What is being asked: In the material below, list every line carrying the string "selected".

Material to process:
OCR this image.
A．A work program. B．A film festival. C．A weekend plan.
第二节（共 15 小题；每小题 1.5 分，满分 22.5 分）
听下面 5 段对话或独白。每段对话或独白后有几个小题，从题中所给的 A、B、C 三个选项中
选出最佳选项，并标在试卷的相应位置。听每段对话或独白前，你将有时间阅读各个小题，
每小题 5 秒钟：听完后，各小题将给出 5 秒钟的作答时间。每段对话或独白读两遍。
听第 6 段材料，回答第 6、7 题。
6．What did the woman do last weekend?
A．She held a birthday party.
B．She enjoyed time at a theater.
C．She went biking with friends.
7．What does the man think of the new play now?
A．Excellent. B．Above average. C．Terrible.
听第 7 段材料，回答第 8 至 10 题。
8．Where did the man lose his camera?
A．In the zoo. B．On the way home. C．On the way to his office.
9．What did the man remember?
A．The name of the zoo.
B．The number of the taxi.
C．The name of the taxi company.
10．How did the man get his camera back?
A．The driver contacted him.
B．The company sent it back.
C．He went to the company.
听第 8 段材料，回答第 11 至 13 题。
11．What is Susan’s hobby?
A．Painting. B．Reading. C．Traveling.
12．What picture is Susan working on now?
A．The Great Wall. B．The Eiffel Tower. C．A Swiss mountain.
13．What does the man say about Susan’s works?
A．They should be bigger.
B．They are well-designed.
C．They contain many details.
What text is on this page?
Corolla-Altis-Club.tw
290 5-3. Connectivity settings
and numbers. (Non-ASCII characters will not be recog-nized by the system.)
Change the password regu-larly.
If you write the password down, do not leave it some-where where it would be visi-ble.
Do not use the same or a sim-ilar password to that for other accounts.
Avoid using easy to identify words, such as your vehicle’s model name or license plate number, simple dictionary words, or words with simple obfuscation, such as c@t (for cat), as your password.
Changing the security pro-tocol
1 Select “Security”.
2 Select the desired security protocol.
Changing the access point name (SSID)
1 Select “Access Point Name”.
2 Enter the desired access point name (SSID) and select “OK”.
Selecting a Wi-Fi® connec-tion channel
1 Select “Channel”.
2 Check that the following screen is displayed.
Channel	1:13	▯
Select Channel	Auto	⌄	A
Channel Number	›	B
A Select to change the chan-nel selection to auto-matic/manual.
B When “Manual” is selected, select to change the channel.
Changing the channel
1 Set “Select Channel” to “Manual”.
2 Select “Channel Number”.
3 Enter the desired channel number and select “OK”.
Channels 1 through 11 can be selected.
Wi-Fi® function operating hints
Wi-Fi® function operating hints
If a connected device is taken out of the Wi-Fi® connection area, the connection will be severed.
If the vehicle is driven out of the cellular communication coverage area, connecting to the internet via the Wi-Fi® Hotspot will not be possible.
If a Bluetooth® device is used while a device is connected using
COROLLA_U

Answer to the problem:
B When “Manual” is selected, select to change the channel.
Channels 1 through 11 can be selected.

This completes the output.